Collect all lines from the listing that include the string "čelika".
:: MATERIALS PROVIDED
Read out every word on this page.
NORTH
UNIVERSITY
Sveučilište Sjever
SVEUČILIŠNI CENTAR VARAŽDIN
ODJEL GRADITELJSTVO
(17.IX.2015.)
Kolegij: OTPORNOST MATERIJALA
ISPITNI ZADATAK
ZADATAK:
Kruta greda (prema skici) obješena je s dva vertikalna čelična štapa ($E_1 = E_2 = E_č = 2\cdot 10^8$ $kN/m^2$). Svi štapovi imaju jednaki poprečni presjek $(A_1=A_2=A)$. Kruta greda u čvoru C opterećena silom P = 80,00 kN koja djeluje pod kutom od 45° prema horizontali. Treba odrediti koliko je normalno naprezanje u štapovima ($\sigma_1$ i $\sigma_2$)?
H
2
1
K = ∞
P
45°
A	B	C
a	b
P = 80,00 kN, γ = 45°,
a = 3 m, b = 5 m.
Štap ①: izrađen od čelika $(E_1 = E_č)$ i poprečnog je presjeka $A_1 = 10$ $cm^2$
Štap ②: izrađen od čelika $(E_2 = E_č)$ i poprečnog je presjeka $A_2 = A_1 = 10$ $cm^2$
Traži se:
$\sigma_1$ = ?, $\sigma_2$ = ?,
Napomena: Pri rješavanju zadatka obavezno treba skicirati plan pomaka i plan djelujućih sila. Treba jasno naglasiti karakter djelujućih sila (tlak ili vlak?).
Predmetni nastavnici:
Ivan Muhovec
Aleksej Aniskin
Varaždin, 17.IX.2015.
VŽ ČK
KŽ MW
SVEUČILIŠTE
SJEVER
::::
EXERCISE RESULT:
Štap ①: izrađen od čelika $(E_1 = E_č)$ i poprečnog je presjeka $A_1 = 10$ $cm^2$
Štap ②: izrađen od čelika $(E_2 = E_č)$ i poprečnog je presjeka $A_2 = A_1 = 10$ $cm^2$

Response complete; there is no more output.